Start

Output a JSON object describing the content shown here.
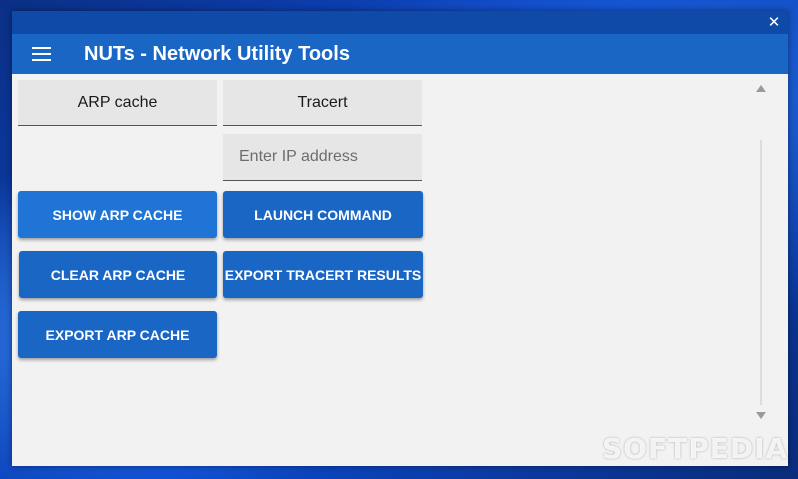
{
  "window": {
    "close_glyph": "✕"
  },
  "appbar": {
    "title": "NUTs - Network Utility Tools",
    "menu_icon": "hamburger-menu-icon"
  },
  "tabs": {
    "arp_cache": "ARP cache",
    "tracert": "Tracert"
  },
  "tracert": {
    "ip_placeholder": "Enter IP address",
    "launch_label": "LAUNCH COMMAND",
    "export_label": "EXPORT TRACERT RESULTS"
  },
  "arp": {
    "show_label": "SHOW ARP CACHE",
    "clear_label": "CLEAR ARP CACHE",
    "export_label": "EXPORT ARP CACHE"
  },
  "watermark": "SOFTPEDIA",
  "colors": {
    "primary": "#1a66c5",
    "titlebar": "#0f4aa8",
    "background": "#f2f2f2"
  }
}
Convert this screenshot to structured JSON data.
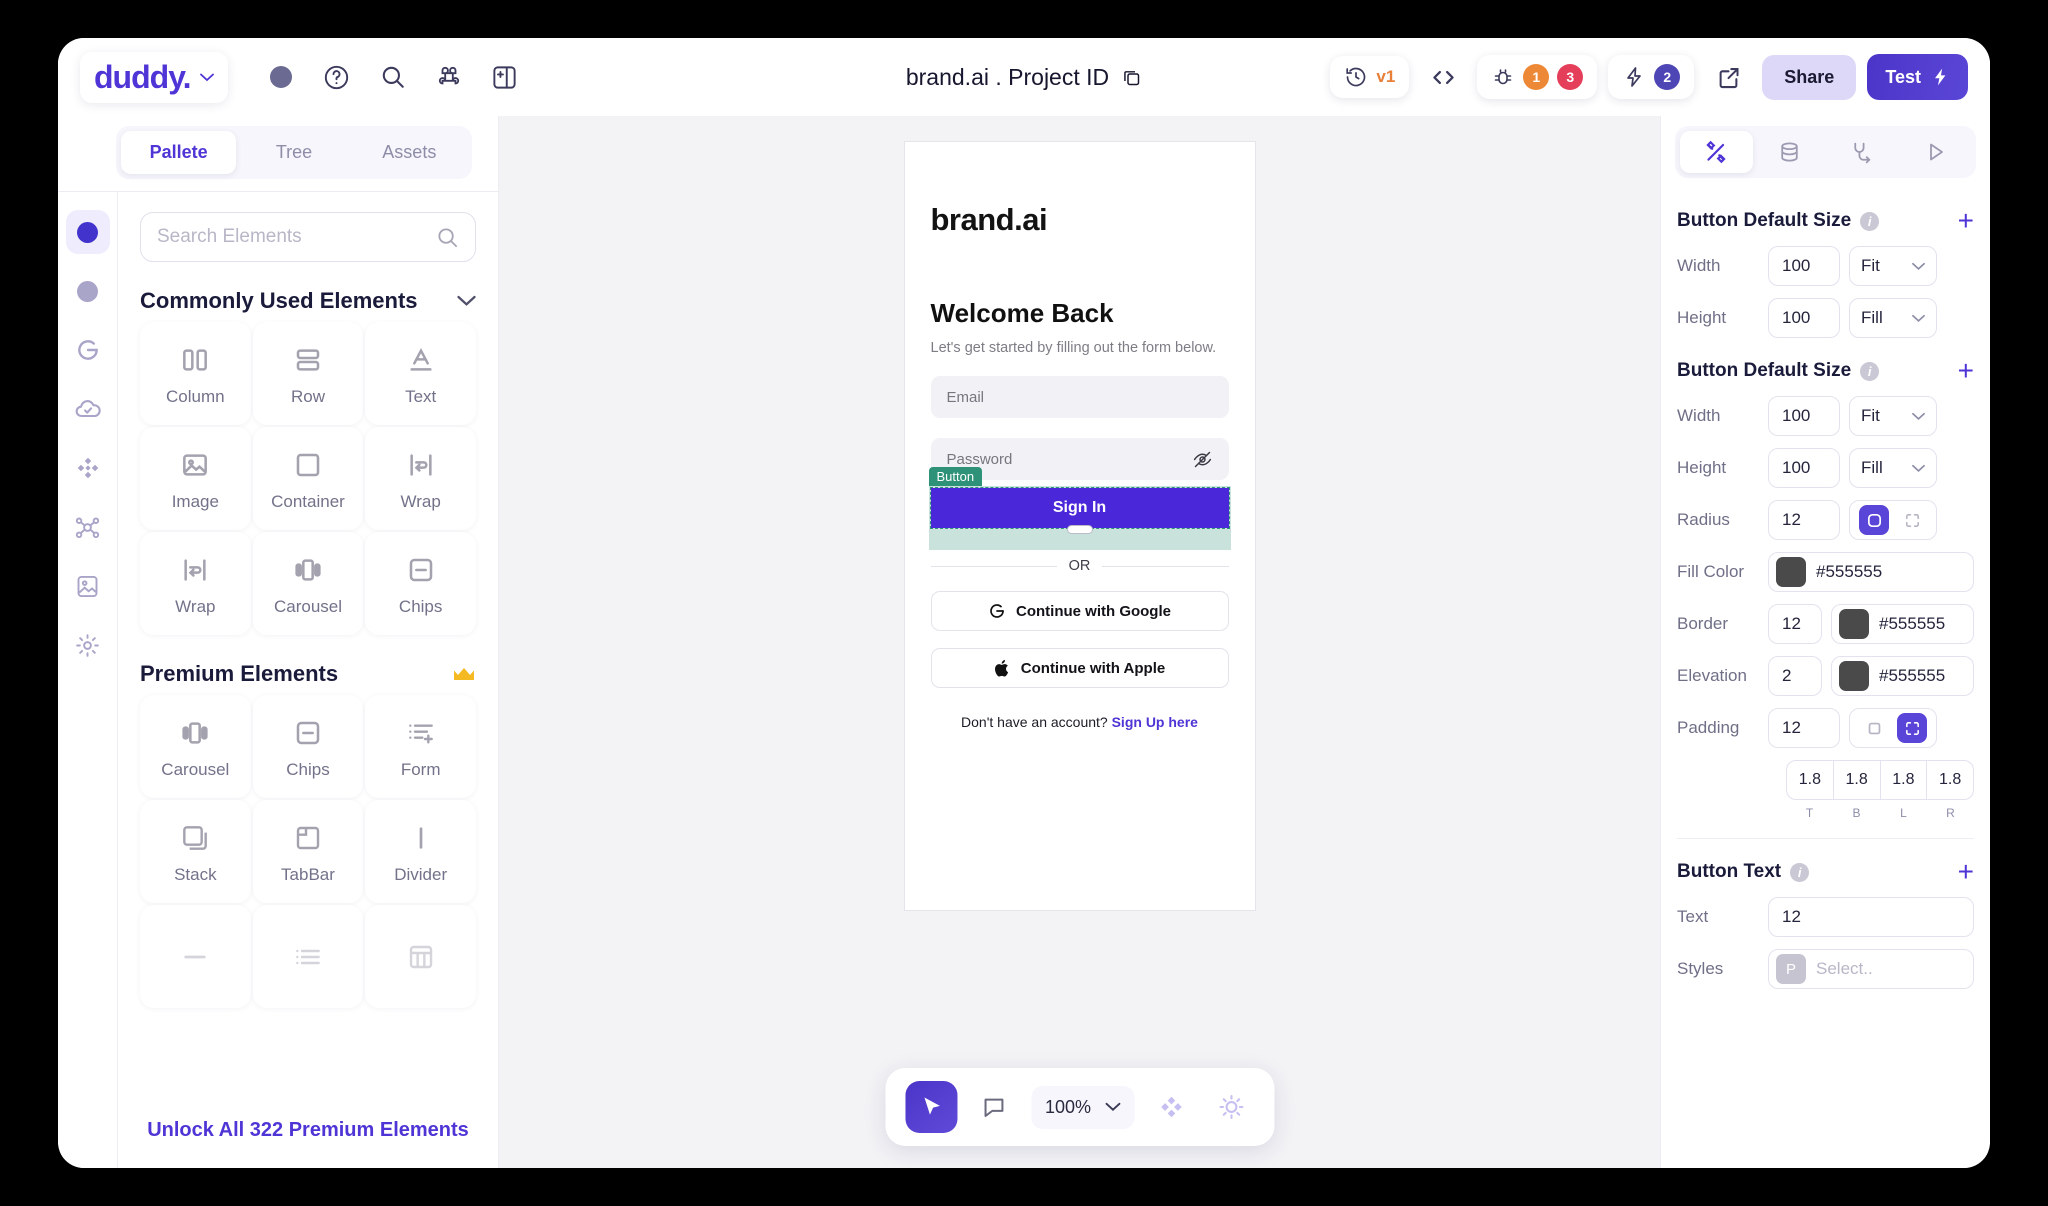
{
  "topbar": {
    "logo": "duddy.",
    "logo_caret": "chevron-down",
    "project_title": "brand.ai . Project ID",
    "version_label": "v1",
    "bug_count_warn": "1",
    "bug_count_err": "3",
    "bolt_count": "2",
    "share_label": "Share",
    "test_label": "Test",
    "accent": "#4f35d6"
  },
  "left": {
    "tabs": [
      {
        "label": "Pallete",
        "active": true
      },
      {
        "label": "Tree",
        "active": false
      },
      {
        "label": "Assets",
        "active": false
      }
    ],
    "search_placeholder": "Search Elements",
    "search_value": "",
    "sections": [
      {
        "title": "Commonly Used Elements",
        "premium": false,
        "items": [
          {
            "label": "Column",
            "icon": "column-icon"
          },
          {
            "label": "Row",
            "icon": "row-icon"
          },
          {
            "label": "Text",
            "icon": "text-icon"
          },
          {
            "label": "Image",
            "icon": "image-icon"
          },
          {
            "label": "Container",
            "icon": "container-icon"
          },
          {
            "label": "Wrap",
            "icon": "wrap-icon"
          },
          {
            "label": "Wrap",
            "icon": "wrap-icon"
          },
          {
            "label": "Carousel",
            "icon": "carousel-icon"
          },
          {
            "label": "Chips",
            "icon": "chips-icon"
          }
        ]
      },
      {
        "title": "Premium Elements",
        "premium": true,
        "items": [
          {
            "label": "Carousel",
            "icon": "carousel-icon"
          },
          {
            "label": "Chips",
            "icon": "chips-icon"
          },
          {
            "label": "Form",
            "icon": "form-icon"
          },
          {
            "label": "Stack",
            "icon": "stack-icon"
          },
          {
            "label": "TabBar",
            "icon": "tabbar-icon"
          },
          {
            "label": "Divider",
            "icon": "divider-icon"
          }
        ]
      }
    ],
    "unlock_label": "Unlock All 322 Premium Elements",
    "rail_icons": [
      "circle-filled-icon",
      "circle-muted-icon",
      "google-icon",
      "cloud-check-icon",
      "diamond-grid-icon",
      "node-graph-icon",
      "media-icon",
      "gear-icon"
    ]
  },
  "canvas": {
    "brand": "brand.ai",
    "heading": "Welcome Back",
    "subtitle": "Let's get started by filling out the form below.",
    "email_placeholder": "Email",
    "password_placeholder": "Password",
    "selection_tag": "Button",
    "signin_label": "Sign In",
    "or_label": "OR",
    "google_label": "Continue with Google",
    "apple_label": "Continue with Apple",
    "signup_prefix": "Don't have an account?",
    "signup_link": "Sign Up here"
  },
  "floatbar": {
    "zoom_value": "100%",
    "tools": [
      "cursor-icon",
      "comment-icon",
      "zoom-select",
      "components-icon",
      "theme-icon"
    ]
  },
  "right": {
    "tabs": [
      "design-icon",
      "database-icon",
      "inspect-icon",
      "run-icon"
    ],
    "groups": [
      {
        "title": "Button Default Size",
        "add_label": "+",
        "rows": [
          {
            "label": "Width",
            "value": "100",
            "mode": "Fit"
          },
          {
            "label": "Height",
            "value": "100",
            "mode": "Fill"
          }
        ]
      },
      {
        "title": "Button Default Size",
        "add_label": "+",
        "rows": [
          {
            "label": "Width",
            "value": "100",
            "mode": "Fit"
          },
          {
            "label": "Height",
            "value": "100",
            "mode": "Fill"
          }
        ],
        "radius": {
          "label": "Radius",
          "value": "12"
        },
        "fill_color": {
          "label": "Fill Color",
          "hex": "#555555",
          "swatch": "#4a4a4a"
        },
        "border": {
          "label": "Border",
          "value": "12",
          "hex": "#555555",
          "swatch": "#4a4a4a"
        },
        "elevation": {
          "label": "Elevation",
          "value": "2",
          "hex": "#555555",
          "swatch": "#4a4a4a"
        },
        "padding": {
          "label": "Padding",
          "value": "12",
          "sides": [
            "1.8",
            "1.8",
            "1.8",
            "1.8"
          ],
          "side_labels": [
            "T",
            "B",
            "L",
            "R"
          ]
        }
      },
      {
        "title": "Button Text",
        "add_label": "+",
        "text_row": {
          "label": "Text",
          "value": "12"
        },
        "styles_row": {
          "label": "Styles",
          "badge": "P",
          "placeholder": "Select.."
        }
      }
    ]
  }
}
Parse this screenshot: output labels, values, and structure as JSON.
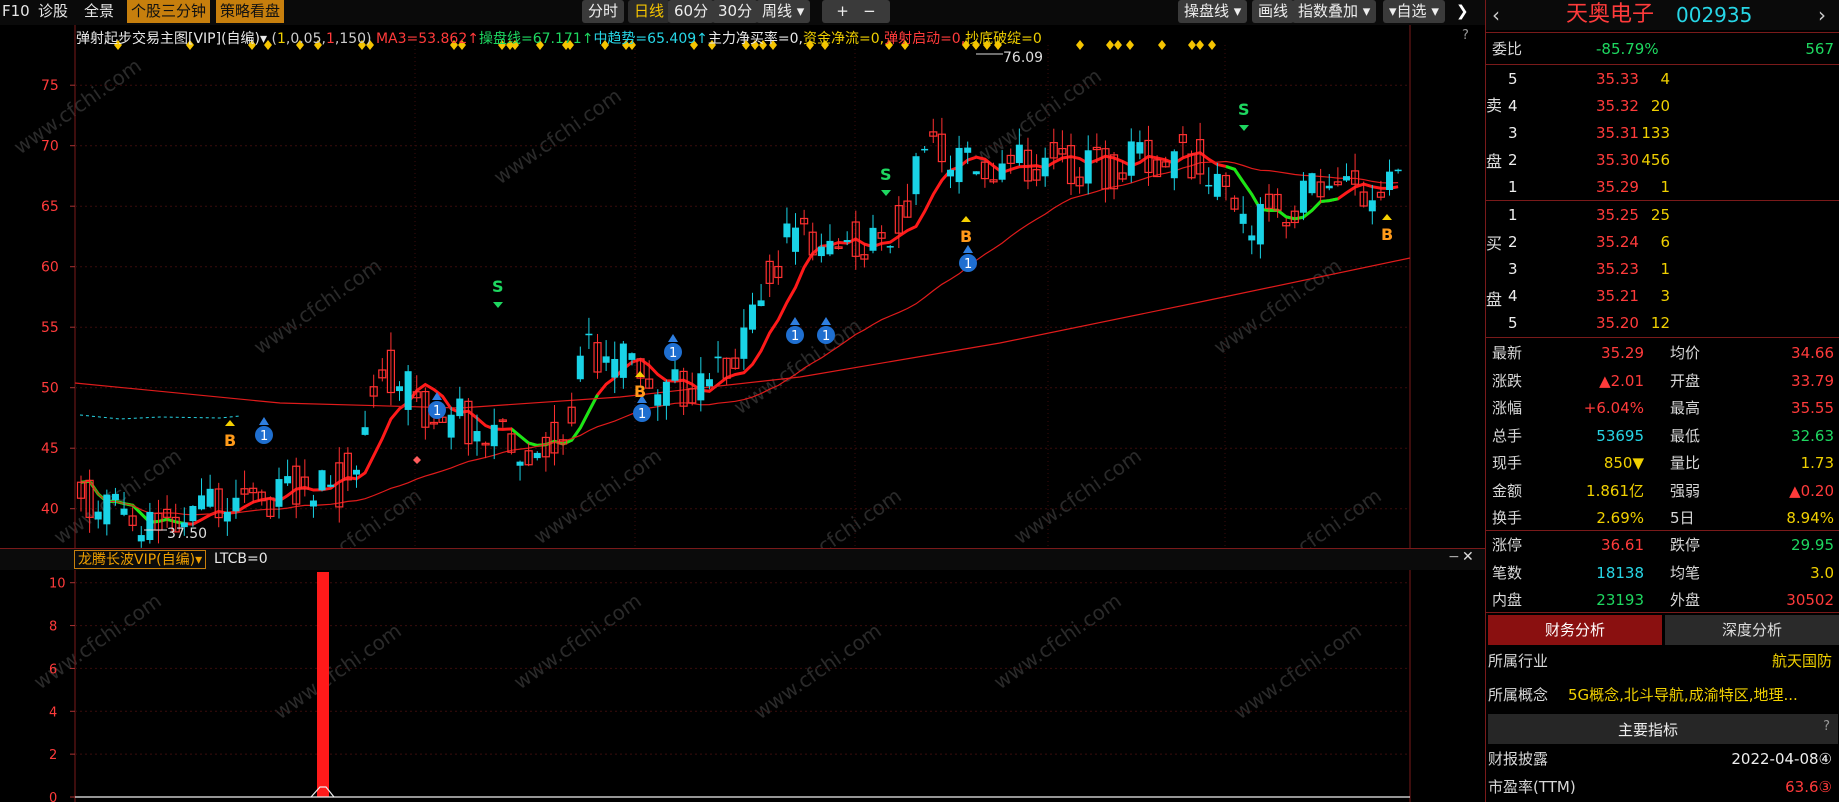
{
  "toolbar": {
    "f10": "F10",
    "diagnose": "诊股",
    "full_view": "全景",
    "stock_3min": "个股三分钟",
    "strategy": "策略看盘",
    "timeshare": "分时",
    "daily": "日线",
    "min60": "60分",
    "min30": "30分",
    "weekly": "周线",
    "plus": "+",
    "minus": "−",
    "trade_line": "操盘线",
    "draw_line": "画线",
    "overlay": "指数叠加",
    "self_select": "自选",
    "expand": "❯"
  },
  "indicator_bar": {
    "name": "弹射起步交易主图[VIP](自编)",
    "params_open": "(",
    "p1": "1",
    "p2": ",0.05,",
    "p3": "1",
    "p4": ",150)",
    "ma3": "MA3=53.862↑",
    "trade_line": "操盘线=67.171↑",
    "mid_trend": "中趋势=65.409↑",
    "main_flow": "主力净买率=0,",
    "fund_flow": "资金净流=0,",
    "launch": "弹射启动=0,",
    "bottom": "抄底破绽=0",
    "help": "?"
  },
  "chart_data": {
    "type": "candlestick",
    "ylim": [
      37,
      77
    ],
    "y_ticks": [
      "75",
      "70",
      "65",
      "60",
      "55",
      "50",
      "45",
      "40"
    ],
    "high_label": "76.09",
    "low_label": "37.50",
    "sub_indicator": {
      "name": "龙腾长波VIP(自编)",
      "value_label": "LTCB=0",
      "y_ticks": [
        "10",
        "8",
        "6",
        "4",
        "2",
        "0"
      ],
      "ylim": [
        0,
        10.5
      ]
    }
  },
  "sub_header": {
    "name": "龙腾长波VIP(自编)",
    "value": "LTCB=0",
    "minus": "−",
    "close": "✕"
  },
  "watermark": "www.cfchi.com",
  "panel": {
    "name": "天奥电子",
    "code": "002935",
    "wei_bi_label": "委比",
    "wei_bi": "-85.79%",
    "wei_cha": "567",
    "sell_side": "卖",
    "sell_side2": "盘",
    "buy_side": "买",
    "buy_side2": "盘",
    "asks": [
      {
        "lv": "5",
        "price": "35.33",
        "vol": "4"
      },
      {
        "lv": "4",
        "price": "35.32",
        "vol": "20"
      },
      {
        "lv": "3",
        "price": "35.31",
        "vol": "133"
      },
      {
        "lv": "2",
        "price": "35.30",
        "vol": "456"
      },
      {
        "lv": "1",
        "price": "35.29",
        "vol": "1"
      }
    ],
    "bids": [
      {
        "lv": "1",
        "price": "35.25",
        "vol": "25"
      },
      {
        "lv": "2",
        "price": "35.24",
        "vol": "6"
      },
      {
        "lv": "3",
        "price": "35.23",
        "vol": "1"
      },
      {
        "lv": "4",
        "price": "35.21",
        "vol": "3"
      },
      {
        "lv": "5",
        "price": "35.20",
        "vol": "12"
      }
    ],
    "stats": [
      {
        "l1": "最新",
        "v1": "35.29",
        "c1": "red",
        "l2": "均价",
        "v2": "34.66",
        "c2": "red"
      },
      {
        "l1": "涨跌",
        "v1": "▲2.01",
        "c1": "red",
        "l2": "开盘",
        "v2": "33.79",
        "c2": "red"
      },
      {
        "l1": "涨幅",
        "v1": "+6.04%",
        "c1": "red",
        "l2": "最高",
        "v2": "35.55",
        "c2": "red"
      },
      {
        "l1": "总手",
        "v1": "53695",
        "c1": "cyan",
        "l2": "最低",
        "v2": "32.63",
        "c2": "green"
      },
      {
        "l1": "现手",
        "v1": "850▼",
        "c1": "yel",
        "l2": "量比",
        "v2": "1.73",
        "c2": "yel"
      },
      {
        "l1": "金额",
        "v1": "1.861亿",
        "c1": "yel",
        "l2": "强弱",
        "v2": "▲0.20",
        "c2": "red"
      },
      {
        "l1": "换手",
        "v1": "2.69%",
        "c1": "yel",
        "l2": "5日",
        "v2": "8.94%",
        "c2": "yel"
      }
    ],
    "limit": [
      {
        "l1": "涨停",
        "v1": "36.61",
        "c1": "red",
        "l2": "跌停",
        "v2": "29.95",
        "c2": "green"
      },
      {
        "l1": "笔数",
        "v1": "18138",
        "c1": "cyan",
        "l2": "均笔",
        "v2": "3.0",
        "c2": "yel"
      },
      {
        "l1": "内盘",
        "v1": "23193",
        "c1": "green",
        "l2": "外盘",
        "v2": "30502",
        "c2": "red"
      }
    ],
    "tab_finance": "财务分析",
    "tab_depth": "深度分析",
    "industry_label": "所属行业",
    "industry": "航天国防",
    "concept_label": "所属概念",
    "concept": "5G概念,北斗导航,成渝特区,地理...",
    "key_metrics": "主要指标",
    "help": "?",
    "report_label": "财报披露",
    "report": "2022-04-08④",
    "pe_label": "市盈率(TTM)",
    "pe": "63.6③"
  },
  "colors": {
    "up": "#ff3030",
    "down": "#19d3e6",
    "ma": "#ff1a1a",
    "trend_green": "#17e817",
    "panel_border": "#7a1a1a"
  }
}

End

REQUEST — Show the lines from the data above that contain the string "brand".

WORKED ANSWER —
    "project_title": "brand.ai . Project ID",
    "brand": "brand.ai",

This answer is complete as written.